Meu amigo “capitalista”
5 de janeiro de 2025“BUFÊ ESPIRITUAL” – LITURGIA DE 6 DE JANEIRO DE 2025
6 de janeiro de 2025A vida apresenta situações que geram aprendizados surpreendentes. Compartilho aqui algo que me foi de grande importância para ajustar muitos conceitos – ou talvez pré-conceitos – com que até então compreendia a realidade da vida econômica.
Cônscio de que em toda apreciação há o risco de se incorrer em equívocos, assevero que apresento o que segue de forma sincera e cuidadosa, com o mais elevado intuito de apresentar as coisas como de fato as experienciei.
Observando a realidade de famílias de migrantes oriundos de áreas assoladas por verdadeiras ondas de miséria, sensibilizado com situações de expressiva precariedade existencial, buscando contribuir, principiei fazendo doações, dentro do que meu orçamento permitia.

···

Instruções do exercício:
1) Responda com base no texto sobre o amigo "capitalista":
(a) Qual é a data da liturgia indicada junto a "BUFÊ ESPIRITUAL"?
(b) De que tipo de área vinham as famílias de migrantes observadas?
(c) De que modo começou a contribuição descrita?
2) Nas linhas de dados, troque "color-stripe" por "faixa-de-cor" no trecho que abre com a linha que contém "color-stripe xyxy=(0,64,26,69)" e fecha com a que contém "pipes-photo xyxy=(36,39,101,73)", sem alterar mais nada. Reproduza apenas esse trecho.

···

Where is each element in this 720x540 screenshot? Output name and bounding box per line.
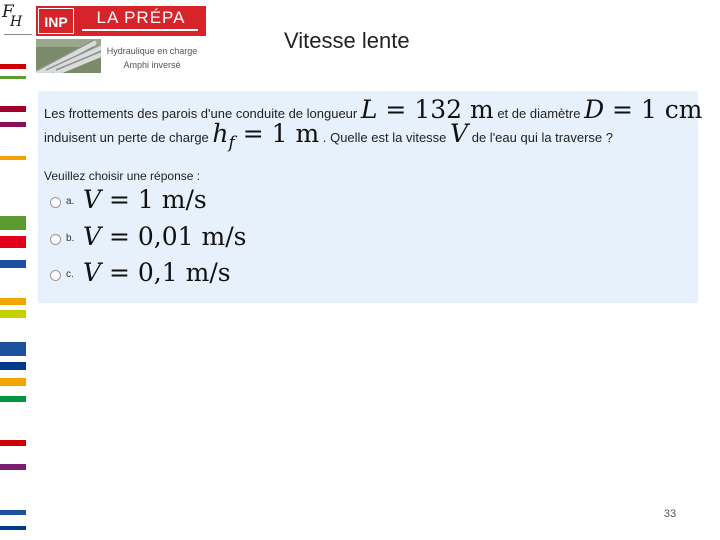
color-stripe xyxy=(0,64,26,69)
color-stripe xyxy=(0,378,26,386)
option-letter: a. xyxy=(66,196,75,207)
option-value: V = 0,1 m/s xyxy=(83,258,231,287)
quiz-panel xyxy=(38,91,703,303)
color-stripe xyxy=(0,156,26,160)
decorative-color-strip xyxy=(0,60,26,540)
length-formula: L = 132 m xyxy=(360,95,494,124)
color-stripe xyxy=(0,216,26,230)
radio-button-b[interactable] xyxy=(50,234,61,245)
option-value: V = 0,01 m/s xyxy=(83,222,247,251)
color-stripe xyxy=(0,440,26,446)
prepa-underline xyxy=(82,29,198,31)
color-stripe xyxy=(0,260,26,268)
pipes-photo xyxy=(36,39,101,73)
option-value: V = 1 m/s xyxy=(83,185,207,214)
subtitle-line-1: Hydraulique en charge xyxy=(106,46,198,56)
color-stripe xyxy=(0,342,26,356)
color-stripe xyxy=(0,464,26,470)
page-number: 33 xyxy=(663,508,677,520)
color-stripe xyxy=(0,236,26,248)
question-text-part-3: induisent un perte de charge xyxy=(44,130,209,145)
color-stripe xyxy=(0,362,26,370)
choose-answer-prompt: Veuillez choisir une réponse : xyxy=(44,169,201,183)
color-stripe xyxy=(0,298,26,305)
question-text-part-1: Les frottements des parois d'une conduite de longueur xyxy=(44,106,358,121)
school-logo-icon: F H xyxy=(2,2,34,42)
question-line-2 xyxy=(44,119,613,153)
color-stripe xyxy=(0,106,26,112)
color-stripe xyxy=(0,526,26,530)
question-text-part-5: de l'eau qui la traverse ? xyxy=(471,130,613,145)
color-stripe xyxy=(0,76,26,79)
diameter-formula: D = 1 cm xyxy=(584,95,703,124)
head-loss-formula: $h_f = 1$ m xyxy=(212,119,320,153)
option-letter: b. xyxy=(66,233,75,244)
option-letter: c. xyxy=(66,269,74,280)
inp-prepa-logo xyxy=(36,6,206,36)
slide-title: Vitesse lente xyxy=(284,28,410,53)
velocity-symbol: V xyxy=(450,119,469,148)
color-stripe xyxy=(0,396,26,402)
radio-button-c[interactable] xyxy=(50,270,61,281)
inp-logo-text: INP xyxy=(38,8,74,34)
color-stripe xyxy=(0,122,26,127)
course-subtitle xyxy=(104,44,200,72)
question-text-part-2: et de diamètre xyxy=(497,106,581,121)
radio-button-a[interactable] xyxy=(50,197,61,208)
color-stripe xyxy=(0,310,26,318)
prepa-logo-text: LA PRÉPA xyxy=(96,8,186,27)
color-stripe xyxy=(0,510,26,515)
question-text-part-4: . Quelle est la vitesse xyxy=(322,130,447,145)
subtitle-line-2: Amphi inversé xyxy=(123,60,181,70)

···

Respostas por tarefa:
1)
(a) 6 de janeiro de 2025.
(b) De áreas assoladas por verdadeiras ondas de miséria.
(c) Com doações, dentro do que o orçamento permitia.

2)
faixa-de-cor xyxy=(0,64,26,69)
faixa-de-cor xyxy=(0,378,26,386)
option-letter: a. xyxy=(66,196,75,207)
option-value: V = 0,1 m/s xyxy=(83,258,231,287)
quiz-panel xyxy=(38,91,703,303)
faixa-de-cor xyxy=(0,156,26,160)
decorative-color-strip xyxy=(0,60,26,540)
length-formula: L = 132 m xyxy=(360,95,494,124)
faixa-de-cor xyxy=(0,216,26,230)
radio-button-b[interactable] xyxy=(50,234,61,245)
option-value: V = 0,01 m/s xyxy=(83,222,247,251)
faixa-de-cor xyxy=(0,440,26,446)
prepa-underline xyxy=(82,29,198,31)
faixa-de-cor xyxy=(0,260,26,268)
pipes-photo xyxy=(36,39,101,73)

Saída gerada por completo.